- Directions:
Can you give all the records again without altering a single character?

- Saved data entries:
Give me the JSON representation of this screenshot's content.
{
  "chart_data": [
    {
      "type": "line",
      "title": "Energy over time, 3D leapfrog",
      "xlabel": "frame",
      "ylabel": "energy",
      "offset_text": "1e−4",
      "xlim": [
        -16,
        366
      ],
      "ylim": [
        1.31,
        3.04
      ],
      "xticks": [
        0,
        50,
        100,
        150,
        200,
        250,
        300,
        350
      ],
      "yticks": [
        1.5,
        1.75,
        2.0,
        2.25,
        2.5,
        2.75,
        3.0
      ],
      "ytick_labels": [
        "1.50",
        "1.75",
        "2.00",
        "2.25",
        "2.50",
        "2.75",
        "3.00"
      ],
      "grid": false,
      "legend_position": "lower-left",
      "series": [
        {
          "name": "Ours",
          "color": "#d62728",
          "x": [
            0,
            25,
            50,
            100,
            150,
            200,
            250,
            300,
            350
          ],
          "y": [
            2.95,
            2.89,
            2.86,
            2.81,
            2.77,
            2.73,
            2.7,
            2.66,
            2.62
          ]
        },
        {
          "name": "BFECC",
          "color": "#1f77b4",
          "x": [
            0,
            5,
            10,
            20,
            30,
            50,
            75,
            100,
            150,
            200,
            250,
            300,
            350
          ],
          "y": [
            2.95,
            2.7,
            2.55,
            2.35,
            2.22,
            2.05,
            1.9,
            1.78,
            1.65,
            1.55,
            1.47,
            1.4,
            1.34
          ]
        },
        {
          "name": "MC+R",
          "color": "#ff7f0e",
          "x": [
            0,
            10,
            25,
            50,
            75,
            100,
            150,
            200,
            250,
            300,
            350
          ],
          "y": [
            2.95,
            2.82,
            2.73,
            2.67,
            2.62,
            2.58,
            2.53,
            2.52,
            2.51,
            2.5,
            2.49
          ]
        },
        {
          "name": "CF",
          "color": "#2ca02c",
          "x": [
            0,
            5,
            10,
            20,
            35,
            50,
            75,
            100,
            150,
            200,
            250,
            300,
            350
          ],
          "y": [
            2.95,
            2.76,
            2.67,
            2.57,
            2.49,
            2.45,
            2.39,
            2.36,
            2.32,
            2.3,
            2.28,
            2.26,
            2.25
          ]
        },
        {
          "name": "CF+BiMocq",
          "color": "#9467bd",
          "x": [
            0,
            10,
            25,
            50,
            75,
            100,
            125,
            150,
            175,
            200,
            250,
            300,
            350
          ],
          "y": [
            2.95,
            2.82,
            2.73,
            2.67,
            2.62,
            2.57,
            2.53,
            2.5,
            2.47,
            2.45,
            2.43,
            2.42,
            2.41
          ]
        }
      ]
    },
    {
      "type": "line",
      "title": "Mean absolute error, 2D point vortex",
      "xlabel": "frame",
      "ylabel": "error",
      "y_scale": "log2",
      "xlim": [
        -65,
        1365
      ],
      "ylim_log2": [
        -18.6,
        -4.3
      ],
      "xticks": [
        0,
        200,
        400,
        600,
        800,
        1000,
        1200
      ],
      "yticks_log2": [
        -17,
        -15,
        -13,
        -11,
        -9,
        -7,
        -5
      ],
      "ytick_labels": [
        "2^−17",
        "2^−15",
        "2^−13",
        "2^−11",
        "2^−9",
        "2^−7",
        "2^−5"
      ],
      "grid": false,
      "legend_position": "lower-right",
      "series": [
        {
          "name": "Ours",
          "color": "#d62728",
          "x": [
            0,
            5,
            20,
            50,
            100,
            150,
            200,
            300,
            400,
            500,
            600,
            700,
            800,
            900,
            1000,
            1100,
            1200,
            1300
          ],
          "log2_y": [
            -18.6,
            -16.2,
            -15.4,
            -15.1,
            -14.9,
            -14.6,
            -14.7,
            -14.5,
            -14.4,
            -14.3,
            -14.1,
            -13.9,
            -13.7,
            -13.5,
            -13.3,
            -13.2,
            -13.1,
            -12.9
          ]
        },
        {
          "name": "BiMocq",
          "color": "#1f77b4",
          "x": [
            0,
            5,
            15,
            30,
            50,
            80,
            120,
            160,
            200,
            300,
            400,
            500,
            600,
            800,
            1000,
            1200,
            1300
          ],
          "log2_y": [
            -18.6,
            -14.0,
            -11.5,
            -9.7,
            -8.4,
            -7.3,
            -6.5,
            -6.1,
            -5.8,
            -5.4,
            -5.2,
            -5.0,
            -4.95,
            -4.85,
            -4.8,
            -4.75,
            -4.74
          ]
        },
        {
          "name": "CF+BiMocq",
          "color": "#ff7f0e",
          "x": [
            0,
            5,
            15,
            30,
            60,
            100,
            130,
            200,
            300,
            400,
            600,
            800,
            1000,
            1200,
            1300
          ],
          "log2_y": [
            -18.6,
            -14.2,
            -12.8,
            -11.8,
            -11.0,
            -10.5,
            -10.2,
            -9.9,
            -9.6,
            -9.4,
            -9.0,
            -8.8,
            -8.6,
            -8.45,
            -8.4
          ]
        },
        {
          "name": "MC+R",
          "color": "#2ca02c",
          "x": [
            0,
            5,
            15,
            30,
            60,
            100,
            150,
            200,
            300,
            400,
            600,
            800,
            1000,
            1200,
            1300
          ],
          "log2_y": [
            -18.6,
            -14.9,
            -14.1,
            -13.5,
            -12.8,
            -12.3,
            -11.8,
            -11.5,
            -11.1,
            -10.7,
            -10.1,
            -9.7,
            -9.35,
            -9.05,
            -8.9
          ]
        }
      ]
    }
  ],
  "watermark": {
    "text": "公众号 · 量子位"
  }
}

- The output:
Give me the JSON representation of this screenshot's content.
{
  "chart_data": [
    {
      "type": "line",
      "title": "Energy over time, 3D leapfrog",
      "xlabel": "frame",
      "ylabel": "energy",
      "offset_text": "1e−4",
      "xlim": [
        -16,
        366
      ],
      "ylim": [
        1.31,
        3.04
      ],
      "xticks": [
        0,
        50,
        100,
        150,
        200,
        250,
        300,
        350
      ],
      "yticks": [
        1.5,
        1.75,
        2.0,
        2.25,
        2.5,
        2.75,
        3.0
      ],
      "ytick_labels": [
        "1.50",
        "1.75",
        "2.00",
        "2.25",
        "2.50",
        "2.75",
        "3.00"
      ],
      "grid": false,
      "legend_position": "lower-left",
      "series": [
        {
          "name": "Ours",
          "color": "#d62728",
          "x": [
            0,
            25,
            50,
            100,
            150,
            200,
            250,
            300,
            350
          ],
          "y": [
            2.95,
            2.89,
            2.86,
            2.81,
            2.77,
            2.73,
            2.7,
            2.66,
            2.62
          ]
        },
        {
          "name": "BFECC",
          "color": "#1f77b4",
          "x": [
            0,
            5,
            10,
            20,
            30,
            50,
            75,
            100,
            150,
            200,
            250,
            300,
            350
          ],
          "y": [
            2.95,
            2.7,
            2.55,
            2.35,
            2.22,
            2.05,
            1.9,
            1.78,
            1.65,
            1.55,
            1.47,
            1.4,
            1.34
          ]
        },
        {
          "name": "MC+R",
          "color": "#ff7f0e",
          "x": [
            0,
            10,
            25,
            50,
            75,
            100,
            150,
            200,
            250,
            300,
            350
          ],
          "y": [
            2.95,
            2.82,
            2.73,
            2.67,
            2.62,
            2.58,
            2.53,
            2.52,
            2.51,
            2.5,
            2.49
          ]
        },
        {
          "name": "CF",
          "color": "#2ca02c",
          "x": [
            0,
            5,
            10,
            20,
            35,
            50,
            75,
            100,
            150,
            200,
            250,
            300,
            350
          ],
          "y": [
            2.95,
            2.76,
            2.67,
            2.57,
            2.49,
            2.45,
            2.39,
            2.36,
            2.32,
            2.3,
            2.28,
            2.26,
            2.25
          ]
        },
        {
          "name": "CF+BiMocq",
          "color": "#9467bd",
          "x": [
            0,
            10,
            25,
            50,
            75,
            100,
            125,
            150,
            175,
            200,
            250,
            300,
            350
          ],
          "y": [
            2.95,
            2.82,
            2.73,
            2.67,
            2.62,
            2.57,
            2.53,
            2.5,
            2.47,
            2.45,
            2.43,
            2.42,
            2.41
          ]
        }
      ]
    },
    {
      "type": "line",
      "title": "Mean absolute error, 2D point vortex",
      "xlabel": "frame",
      "ylabel": "error",
      "y_scale": "log2",
      "xlim": [
        -65,
        1365
      ],
      "ylim_log2": [
        -18.6,
        -4.3
      ],
      "xticks": [
        0,
        200,
        400,
        600,
        800,
        1000,
        1200
      ],
      "yticks_log2": [
        -17,
        -15,
        -13,
        -11,
        -9,
        -7,
        -5
      ],
      "ytick_labels": [
        "2^−17",
        "2^−15",
        "2^−13",
        "2^−11",
        "2^−9",
        "2^−7",
        "2^−5"
      ],
      "grid": false,
      "legend_position": "lower-right",
      "series": [
        {
          "name": "Ours",
          "color": "#d62728",
          "x": [
            0,
            5,
            20,
            50,
            100,
            150,
            200,
            300,
            400,
            500,
            600,
            700,
            800,
            900,
            1000,
            1100,
            1200,
            1300
          ],
          "log2_y": [
            -18.6,
            -16.2,
            -15.4,
            -15.1,
            -14.9,
            -14.6,
            -14.7,
            -14.5,
            -14.4,
            -14.3,
            -14.1,
            -13.9,
            -13.7,
            -13.5,
            -13.3,
            -13.2,
            -13.1,
            -12.9
          ]
        },
        {
          "name": "BiMocq",
          "color": "#1f77b4",
          "x": [
            0,
            5,
            15,
            30,
            50,
            80,
            120,
            160,
            200,
            300,
            400,
            500,
            600,
            800,
            1000,
            1200,
            1300
          ],
          "log2_y": [
            -18.6,
            -14.0,
            -11.5,
            -9.7,
            -8.4,
            -7.3,
            -6.5,
            -6.1,
            -5.8,
            -5.4,
            -5.2,
            -5.0,
            -4.95,
            -4.85,
            -4.8,
            -4.75,
            -4.74
          ]
        },
        {
          "name": "CF+BiMocq",
          "color": "#ff7f0e",
          "x": [
            0,
            5,
            15,
            30,
            60,
            100,
            130,
            200,
            300,
            400,
            600,
            800,
            1000,
            1200,
            1300
          ],
          "log2_y": [
            -18.6,
            -14.2,
            -12.8,
            -11.8,
            -11.0,
            -10.5,
            -10.2,
            -9.9,
            -9.6,
            -9.4,
            -9.0,
            -8.8,
            -8.6,
            -8.45,
            -8.4
          ]
        },
        {
          "name": "MC+R",
          "color": "#2ca02c",
          "x": [
            0,
            5,
            15,
            30,
            60,
            100,
            150,
            200,
            300,
            400,
            600,
            800,
            1000,
            1200,
            1300
          ],
          "log2_y": [
            -18.6,
            -14.9,
            -14.1,
            -13.5,
            -12.8,
            -12.3,
            -11.8,
            -11.5,
            -11.1,
            -10.7,
            -10.1,
            -9.7,
            -9.35,
            -9.05,
            -8.9
          ]
        }
      ]
    }
  ],
  "watermark": {
    "text": "公众号 · 量子位"
  }
}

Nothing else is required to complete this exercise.